WHAT YOU ARE ASKED TO DO:
Copy down every line where the string "boostrapping" shows up.

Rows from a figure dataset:
=-=-=

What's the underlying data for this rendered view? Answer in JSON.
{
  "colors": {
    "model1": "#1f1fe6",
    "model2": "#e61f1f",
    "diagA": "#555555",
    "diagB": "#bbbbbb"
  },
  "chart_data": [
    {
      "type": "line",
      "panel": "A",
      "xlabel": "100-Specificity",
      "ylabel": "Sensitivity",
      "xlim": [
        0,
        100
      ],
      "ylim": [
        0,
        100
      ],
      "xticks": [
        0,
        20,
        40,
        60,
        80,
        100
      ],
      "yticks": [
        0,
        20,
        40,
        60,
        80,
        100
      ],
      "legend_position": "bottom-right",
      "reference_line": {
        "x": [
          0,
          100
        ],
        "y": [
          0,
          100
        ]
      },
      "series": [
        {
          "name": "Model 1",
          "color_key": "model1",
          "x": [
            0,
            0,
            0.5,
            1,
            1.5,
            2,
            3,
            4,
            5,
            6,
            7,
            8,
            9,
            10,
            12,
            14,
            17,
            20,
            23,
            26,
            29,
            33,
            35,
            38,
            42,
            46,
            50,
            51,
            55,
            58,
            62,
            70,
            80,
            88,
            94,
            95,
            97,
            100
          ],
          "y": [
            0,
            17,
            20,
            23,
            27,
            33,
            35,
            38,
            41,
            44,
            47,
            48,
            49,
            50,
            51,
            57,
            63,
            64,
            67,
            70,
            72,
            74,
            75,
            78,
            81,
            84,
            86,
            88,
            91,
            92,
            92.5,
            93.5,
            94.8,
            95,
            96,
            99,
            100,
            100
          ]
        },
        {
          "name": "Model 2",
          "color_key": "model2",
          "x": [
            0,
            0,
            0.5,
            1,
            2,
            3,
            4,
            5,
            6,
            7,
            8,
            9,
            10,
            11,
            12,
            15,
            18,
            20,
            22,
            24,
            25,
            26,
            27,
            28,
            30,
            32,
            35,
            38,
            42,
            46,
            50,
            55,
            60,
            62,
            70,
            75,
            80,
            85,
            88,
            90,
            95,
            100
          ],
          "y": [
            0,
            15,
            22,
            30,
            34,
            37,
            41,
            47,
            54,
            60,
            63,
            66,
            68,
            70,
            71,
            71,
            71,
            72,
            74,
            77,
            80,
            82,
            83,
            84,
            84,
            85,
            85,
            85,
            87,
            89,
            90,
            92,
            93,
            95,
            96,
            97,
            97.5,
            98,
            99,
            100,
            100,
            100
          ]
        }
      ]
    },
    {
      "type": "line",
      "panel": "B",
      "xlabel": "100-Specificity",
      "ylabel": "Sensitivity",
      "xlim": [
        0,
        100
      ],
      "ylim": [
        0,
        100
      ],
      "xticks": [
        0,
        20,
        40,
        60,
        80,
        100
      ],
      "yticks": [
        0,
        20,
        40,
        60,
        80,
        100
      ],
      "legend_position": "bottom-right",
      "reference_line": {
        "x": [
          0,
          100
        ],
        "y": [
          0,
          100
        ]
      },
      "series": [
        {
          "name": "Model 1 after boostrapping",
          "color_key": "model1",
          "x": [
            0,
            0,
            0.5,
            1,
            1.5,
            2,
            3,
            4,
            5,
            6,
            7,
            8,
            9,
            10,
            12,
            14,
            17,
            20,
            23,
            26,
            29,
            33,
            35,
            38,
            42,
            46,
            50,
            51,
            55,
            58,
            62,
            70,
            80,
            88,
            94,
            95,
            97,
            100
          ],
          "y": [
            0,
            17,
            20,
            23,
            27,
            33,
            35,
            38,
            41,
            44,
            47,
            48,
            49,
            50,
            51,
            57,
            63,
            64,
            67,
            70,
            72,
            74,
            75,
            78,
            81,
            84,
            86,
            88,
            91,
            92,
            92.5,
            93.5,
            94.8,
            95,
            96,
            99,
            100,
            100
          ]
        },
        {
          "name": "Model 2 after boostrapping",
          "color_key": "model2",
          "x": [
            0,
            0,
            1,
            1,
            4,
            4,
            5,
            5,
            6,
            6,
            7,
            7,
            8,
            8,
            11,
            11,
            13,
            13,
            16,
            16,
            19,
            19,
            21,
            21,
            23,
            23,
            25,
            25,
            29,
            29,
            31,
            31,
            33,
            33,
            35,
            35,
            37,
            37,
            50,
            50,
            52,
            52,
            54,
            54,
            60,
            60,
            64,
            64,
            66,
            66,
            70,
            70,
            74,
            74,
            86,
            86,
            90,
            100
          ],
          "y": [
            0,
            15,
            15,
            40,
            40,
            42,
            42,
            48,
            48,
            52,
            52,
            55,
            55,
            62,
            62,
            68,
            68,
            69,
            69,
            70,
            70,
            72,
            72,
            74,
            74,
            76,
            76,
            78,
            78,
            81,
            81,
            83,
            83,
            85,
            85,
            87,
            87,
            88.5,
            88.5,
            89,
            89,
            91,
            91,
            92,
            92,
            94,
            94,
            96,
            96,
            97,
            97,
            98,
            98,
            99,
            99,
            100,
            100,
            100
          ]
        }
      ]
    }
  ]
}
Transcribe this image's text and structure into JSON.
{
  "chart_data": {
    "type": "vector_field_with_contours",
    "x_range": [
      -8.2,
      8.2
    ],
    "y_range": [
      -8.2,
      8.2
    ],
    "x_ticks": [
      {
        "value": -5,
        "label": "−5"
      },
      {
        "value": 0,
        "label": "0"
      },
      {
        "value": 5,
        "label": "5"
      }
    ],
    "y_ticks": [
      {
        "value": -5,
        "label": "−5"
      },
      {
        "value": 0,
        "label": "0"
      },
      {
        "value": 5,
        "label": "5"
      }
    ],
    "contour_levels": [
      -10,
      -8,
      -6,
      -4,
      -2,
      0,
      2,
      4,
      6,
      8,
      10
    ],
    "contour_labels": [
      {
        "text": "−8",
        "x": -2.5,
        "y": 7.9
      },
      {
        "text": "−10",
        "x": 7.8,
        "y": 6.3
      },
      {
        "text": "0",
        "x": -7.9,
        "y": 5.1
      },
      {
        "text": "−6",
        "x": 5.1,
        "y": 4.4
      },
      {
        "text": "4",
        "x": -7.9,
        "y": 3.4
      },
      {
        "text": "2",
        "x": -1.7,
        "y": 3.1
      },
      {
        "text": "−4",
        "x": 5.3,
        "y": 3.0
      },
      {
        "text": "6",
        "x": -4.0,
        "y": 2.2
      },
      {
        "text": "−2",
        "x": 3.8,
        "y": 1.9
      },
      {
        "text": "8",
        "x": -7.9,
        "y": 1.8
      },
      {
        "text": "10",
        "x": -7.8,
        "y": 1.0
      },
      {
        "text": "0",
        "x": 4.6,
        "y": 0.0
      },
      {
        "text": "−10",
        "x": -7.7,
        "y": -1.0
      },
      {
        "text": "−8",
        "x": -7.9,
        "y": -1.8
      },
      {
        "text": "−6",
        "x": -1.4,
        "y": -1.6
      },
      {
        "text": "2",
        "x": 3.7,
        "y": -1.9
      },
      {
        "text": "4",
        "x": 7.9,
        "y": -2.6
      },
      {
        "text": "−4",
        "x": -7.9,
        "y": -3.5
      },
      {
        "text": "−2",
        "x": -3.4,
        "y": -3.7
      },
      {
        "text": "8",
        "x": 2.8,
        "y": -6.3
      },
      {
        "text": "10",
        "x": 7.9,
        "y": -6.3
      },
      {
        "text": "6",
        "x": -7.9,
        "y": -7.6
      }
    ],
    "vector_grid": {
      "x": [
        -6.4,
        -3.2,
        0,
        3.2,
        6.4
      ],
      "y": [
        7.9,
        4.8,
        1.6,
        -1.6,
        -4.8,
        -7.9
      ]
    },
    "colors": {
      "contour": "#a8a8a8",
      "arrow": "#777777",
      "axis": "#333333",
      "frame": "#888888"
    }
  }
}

=-=-=

RESPONSE TO THIS TASK:
          "name": "Model 1 after boostrapping",
          "name": "Model 2 after boostrapping",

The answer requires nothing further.